BRIEF: Set down every record once more, exactly as given.
== DATA FOR PROCESSING ==
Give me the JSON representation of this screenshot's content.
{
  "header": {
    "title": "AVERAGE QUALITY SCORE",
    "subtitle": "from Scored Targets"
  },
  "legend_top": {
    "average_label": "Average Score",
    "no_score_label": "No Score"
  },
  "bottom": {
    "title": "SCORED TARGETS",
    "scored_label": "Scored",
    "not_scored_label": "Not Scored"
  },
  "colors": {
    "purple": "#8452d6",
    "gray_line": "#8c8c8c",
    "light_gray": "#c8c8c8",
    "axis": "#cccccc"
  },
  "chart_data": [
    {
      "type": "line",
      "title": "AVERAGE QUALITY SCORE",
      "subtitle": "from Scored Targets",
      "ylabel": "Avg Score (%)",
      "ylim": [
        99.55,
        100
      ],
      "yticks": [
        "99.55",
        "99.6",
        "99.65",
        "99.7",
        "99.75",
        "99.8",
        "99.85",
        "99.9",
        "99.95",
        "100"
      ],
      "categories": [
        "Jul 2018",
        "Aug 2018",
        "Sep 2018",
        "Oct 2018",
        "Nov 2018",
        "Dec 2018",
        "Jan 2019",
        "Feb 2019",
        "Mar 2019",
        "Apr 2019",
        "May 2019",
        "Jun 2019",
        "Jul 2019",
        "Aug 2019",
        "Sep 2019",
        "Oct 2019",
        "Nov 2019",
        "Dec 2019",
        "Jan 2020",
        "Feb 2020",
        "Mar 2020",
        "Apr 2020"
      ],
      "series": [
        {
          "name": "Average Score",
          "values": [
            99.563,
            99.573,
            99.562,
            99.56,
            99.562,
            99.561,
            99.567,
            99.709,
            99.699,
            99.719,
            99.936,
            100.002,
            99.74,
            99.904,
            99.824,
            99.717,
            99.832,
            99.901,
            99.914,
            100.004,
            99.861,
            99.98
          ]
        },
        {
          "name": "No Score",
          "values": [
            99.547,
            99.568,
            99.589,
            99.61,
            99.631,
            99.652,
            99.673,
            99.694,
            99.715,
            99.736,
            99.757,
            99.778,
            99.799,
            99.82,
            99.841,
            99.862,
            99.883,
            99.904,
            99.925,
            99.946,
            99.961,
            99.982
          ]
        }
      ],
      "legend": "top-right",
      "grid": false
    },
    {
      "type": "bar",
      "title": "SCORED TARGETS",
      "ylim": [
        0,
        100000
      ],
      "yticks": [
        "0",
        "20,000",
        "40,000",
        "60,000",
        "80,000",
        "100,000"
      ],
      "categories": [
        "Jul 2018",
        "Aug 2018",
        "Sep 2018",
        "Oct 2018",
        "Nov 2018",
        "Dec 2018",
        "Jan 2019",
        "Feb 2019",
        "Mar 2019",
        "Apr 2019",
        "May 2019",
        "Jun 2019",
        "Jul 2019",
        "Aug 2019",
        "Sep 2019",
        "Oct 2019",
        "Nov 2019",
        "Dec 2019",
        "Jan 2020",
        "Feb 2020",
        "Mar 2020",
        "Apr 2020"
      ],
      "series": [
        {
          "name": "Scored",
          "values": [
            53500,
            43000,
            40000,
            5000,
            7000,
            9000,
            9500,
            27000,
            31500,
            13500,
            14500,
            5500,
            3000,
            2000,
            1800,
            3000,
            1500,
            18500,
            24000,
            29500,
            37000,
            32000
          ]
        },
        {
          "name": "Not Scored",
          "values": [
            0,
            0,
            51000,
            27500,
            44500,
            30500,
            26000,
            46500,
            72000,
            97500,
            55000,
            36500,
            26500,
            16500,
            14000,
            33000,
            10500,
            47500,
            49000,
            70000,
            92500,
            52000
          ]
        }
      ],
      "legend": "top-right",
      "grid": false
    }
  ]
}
===
WRITTEN RESPONSE:
Give me the JSON representation of this screenshot's content.
{
  "header": {
    "title": "AVERAGE QUALITY SCORE",
    "subtitle": "from Scored Targets"
  },
  "legend_top": {
    "average_label": "Average Score",
    "no_score_label": "No Score"
  },
  "bottom": {
    "title": "SCORED TARGETS",
    "scored_label": "Scored",
    "not_scored_label": "Not Scored"
  },
  "colors": {
    "purple": "#8452d6",
    "gray_line": "#8c8c8c",
    "light_gray": "#c8c8c8",
    "axis": "#cccccc"
  },
  "chart_data": [
    {
      "type": "line",
      "title": "AVERAGE QUALITY SCORE",
      "subtitle": "from Scored Targets",
      "ylabel": "Avg Score (%)",
      "ylim": [
        99.55,
        100
      ],
      "yticks": [
        "99.55",
        "99.6",
        "99.65",
        "99.7",
        "99.75",
        "99.8",
        "99.85",
        "99.9",
        "99.95",
        "100"
      ],
      "categories": [
        "Jul 2018",
        "Aug 2018",
        "Sep 2018",
        "Oct 2018",
        "Nov 2018",
        "Dec 2018",
        "Jan 2019",
        "Feb 2019",
        "Mar 2019",
        "Apr 2019",
        "May 2019",
        "Jun 2019",
        "Jul 2019",
        "Aug 2019",
        "Sep 2019",
        "Oct 2019",
        "Nov 2019",
        "Dec 2019",
        "Jan 2020",
        "Feb 2020",
        "Mar 2020",
        "Apr 2020"
      ],
      "series": [
        {
          "name": "Average Score",
          "values": [
            99.563,
            99.573,
            99.562,
            99.56,
            99.562,
            99.561,
            99.567,
            99.709,
            99.699,
            99.719,
            99.936,
            100.002,
            99.74,
            99.904,
            99.824,
            99.717,
            99.832,
            99.901,
            99.914,
            100.004,
            99.861,
            99.98
          ]
        },
        {
          "name": "No Score",
          "values": [
            99.547,
            99.568,
            99.589,
            99.61,
            99.631,
            99.652,
            99.673,
            99.694,
            99.715,
            99.736,
            99.757,
            99.778,
            99.799,
            99.82,
            99.841,
            99.862,
            99.883,
            99.904,
            99.925,
            99.946,
            99.961,
            99.982
          ]
        }
      ],
      "legend": "top-right",
      "grid": false
    },
    {
      "type": "bar",
      "title": "SCORED TARGETS",
      "ylim": [
        0,
        100000
      ],
      "yticks": [
        "0",
        "20,000",
        "40,000",
        "60,000",
        "80,000",
        "100,000"
      ],
      "categories": [
        "Jul 2018",
        "Aug 2018",
        "Sep 2018",
        "Oct 2018",
        "Nov 2018",
        "Dec 2018",
        "Jan 2019",
        "Feb 2019",
        "Mar 2019",
        "Apr 2019",
        "May 2019",
        "Jun 2019",
        "Jul 2019",
        "Aug 2019",
        "Sep 2019",
        "Oct 2019",
        "Nov 2019",
        "Dec 2019",
        "Jan 2020",
        "Feb 2020",
        "Mar 2020",
        "Apr 2020"
      ],
      "series": [
        {
          "name": "Scored",
          "values": [
            53500,
            43000,
            40000,
            5000,
            7000,
            9000,
            9500,
            27000,
            31500,
            13500,
            14500,
            5500,
            3000,
            2000,
            1800,
            3000,
            1500,
            18500,
            24000,
            29500,
            37000,
            32000
          ]
        },
        {
          "name": "Not Scored",
          "values": [
            0,
            0,
            51000,
            27500,
            44500,
            30500,
            26000,
            46500,
            72000,
            97500,
            55000,
            36500,
            26500,
            16500,
            14000,
            33000,
            10500,
            47500,
            49000,
            70000,
            92500,
            52000
          ]
        }
      ],
      "legend": "top-right",
      "grid": false
    }
  ]
}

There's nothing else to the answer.